Given exercise
From the listing below, pull out the lines that hold "repl".

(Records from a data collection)
▼▼▼

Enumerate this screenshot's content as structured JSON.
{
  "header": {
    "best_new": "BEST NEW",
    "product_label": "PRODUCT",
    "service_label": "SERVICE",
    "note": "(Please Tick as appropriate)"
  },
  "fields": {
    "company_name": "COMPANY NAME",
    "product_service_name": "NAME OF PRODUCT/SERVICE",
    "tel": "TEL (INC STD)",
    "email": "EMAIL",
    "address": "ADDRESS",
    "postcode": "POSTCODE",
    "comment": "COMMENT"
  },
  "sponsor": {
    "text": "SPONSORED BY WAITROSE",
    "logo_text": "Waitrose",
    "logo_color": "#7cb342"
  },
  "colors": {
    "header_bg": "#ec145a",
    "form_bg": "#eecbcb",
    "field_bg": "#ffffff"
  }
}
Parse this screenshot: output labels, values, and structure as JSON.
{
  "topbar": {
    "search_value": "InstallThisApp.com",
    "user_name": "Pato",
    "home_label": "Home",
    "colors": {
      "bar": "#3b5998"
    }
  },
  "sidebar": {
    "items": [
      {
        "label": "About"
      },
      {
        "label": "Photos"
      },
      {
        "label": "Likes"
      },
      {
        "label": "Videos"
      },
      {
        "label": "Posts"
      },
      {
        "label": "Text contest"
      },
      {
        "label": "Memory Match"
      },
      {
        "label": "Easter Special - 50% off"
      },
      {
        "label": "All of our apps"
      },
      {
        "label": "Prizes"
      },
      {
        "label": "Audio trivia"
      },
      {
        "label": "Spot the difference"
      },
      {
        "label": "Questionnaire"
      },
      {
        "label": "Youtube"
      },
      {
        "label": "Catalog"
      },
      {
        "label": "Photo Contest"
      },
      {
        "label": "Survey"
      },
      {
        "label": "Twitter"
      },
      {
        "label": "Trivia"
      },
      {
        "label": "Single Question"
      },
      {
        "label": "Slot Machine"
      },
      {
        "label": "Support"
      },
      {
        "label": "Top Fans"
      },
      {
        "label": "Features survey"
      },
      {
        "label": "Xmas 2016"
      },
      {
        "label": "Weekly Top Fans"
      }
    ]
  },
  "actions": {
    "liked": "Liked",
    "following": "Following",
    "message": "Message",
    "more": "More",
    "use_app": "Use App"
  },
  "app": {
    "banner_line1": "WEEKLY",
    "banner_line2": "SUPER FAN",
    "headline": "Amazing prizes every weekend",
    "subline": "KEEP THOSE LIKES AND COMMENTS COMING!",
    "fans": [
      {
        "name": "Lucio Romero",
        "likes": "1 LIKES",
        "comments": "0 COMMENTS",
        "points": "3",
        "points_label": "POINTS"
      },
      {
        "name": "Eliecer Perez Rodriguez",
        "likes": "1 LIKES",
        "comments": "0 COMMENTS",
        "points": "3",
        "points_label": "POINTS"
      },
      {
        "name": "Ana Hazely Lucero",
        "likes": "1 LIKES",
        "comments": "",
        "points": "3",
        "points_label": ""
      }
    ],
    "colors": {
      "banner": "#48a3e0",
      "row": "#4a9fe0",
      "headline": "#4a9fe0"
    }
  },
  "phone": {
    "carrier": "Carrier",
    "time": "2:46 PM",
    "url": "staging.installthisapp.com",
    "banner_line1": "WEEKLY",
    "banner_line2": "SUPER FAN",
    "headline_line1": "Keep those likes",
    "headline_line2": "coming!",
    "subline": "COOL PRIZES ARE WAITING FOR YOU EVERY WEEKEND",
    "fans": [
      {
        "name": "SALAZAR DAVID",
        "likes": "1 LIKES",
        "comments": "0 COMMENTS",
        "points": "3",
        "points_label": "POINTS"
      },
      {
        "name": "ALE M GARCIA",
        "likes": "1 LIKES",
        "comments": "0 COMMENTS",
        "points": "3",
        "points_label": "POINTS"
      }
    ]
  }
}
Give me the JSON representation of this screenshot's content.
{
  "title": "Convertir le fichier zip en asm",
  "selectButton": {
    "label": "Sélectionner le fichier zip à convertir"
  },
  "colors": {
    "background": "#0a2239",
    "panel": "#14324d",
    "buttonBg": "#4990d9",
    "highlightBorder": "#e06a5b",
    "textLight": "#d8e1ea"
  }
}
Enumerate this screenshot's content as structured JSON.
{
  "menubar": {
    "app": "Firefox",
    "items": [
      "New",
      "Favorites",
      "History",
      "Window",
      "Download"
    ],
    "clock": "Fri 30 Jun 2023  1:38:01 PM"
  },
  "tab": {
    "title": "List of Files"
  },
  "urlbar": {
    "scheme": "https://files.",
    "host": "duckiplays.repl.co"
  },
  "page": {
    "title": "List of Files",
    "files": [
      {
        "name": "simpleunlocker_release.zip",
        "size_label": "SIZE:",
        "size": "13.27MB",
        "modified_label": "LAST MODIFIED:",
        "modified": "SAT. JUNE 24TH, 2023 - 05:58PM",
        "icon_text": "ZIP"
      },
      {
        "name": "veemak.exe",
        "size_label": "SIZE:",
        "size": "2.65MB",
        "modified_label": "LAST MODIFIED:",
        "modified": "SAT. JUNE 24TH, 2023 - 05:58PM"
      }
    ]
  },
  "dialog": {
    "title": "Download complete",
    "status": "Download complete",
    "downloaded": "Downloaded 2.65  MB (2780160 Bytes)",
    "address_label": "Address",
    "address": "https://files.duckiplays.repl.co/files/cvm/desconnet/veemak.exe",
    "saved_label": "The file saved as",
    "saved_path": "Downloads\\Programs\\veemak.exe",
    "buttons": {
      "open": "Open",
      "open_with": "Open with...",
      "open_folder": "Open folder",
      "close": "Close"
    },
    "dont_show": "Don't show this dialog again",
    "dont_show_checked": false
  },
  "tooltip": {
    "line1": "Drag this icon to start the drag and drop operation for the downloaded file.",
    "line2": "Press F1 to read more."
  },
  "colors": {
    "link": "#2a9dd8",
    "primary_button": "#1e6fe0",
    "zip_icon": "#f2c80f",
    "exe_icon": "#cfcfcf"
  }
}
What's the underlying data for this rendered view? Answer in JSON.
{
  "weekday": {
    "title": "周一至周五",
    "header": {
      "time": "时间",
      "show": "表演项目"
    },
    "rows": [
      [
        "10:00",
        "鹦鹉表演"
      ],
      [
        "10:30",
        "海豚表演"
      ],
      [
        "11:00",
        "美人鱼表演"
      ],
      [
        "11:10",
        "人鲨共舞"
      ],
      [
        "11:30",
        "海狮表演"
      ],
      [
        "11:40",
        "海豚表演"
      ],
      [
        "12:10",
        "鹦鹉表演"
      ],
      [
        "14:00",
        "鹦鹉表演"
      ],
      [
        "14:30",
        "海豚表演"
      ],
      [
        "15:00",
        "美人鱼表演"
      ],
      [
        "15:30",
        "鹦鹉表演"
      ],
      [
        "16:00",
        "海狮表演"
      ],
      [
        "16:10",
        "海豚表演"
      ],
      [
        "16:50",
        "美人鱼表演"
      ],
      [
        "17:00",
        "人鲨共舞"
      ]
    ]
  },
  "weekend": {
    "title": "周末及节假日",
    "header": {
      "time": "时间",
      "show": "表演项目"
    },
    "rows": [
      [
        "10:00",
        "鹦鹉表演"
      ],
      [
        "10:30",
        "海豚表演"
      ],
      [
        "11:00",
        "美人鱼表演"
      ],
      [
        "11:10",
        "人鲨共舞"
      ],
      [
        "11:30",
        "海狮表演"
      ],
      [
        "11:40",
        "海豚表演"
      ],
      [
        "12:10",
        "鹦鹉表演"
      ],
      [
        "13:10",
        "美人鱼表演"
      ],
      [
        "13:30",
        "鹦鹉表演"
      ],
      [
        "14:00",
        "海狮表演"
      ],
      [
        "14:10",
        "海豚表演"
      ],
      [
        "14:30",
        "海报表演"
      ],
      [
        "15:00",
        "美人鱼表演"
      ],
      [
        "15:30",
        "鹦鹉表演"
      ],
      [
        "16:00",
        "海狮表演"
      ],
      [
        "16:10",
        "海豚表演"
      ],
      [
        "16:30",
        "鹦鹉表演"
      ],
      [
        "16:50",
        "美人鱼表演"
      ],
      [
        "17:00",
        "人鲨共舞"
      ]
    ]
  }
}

▲▲▲

Solution to the exercise
    "host": "duckiplays.repl.co"
    "address": "https://files.duckiplays.repl.co/files/cvm/desconnet/veemak.exe",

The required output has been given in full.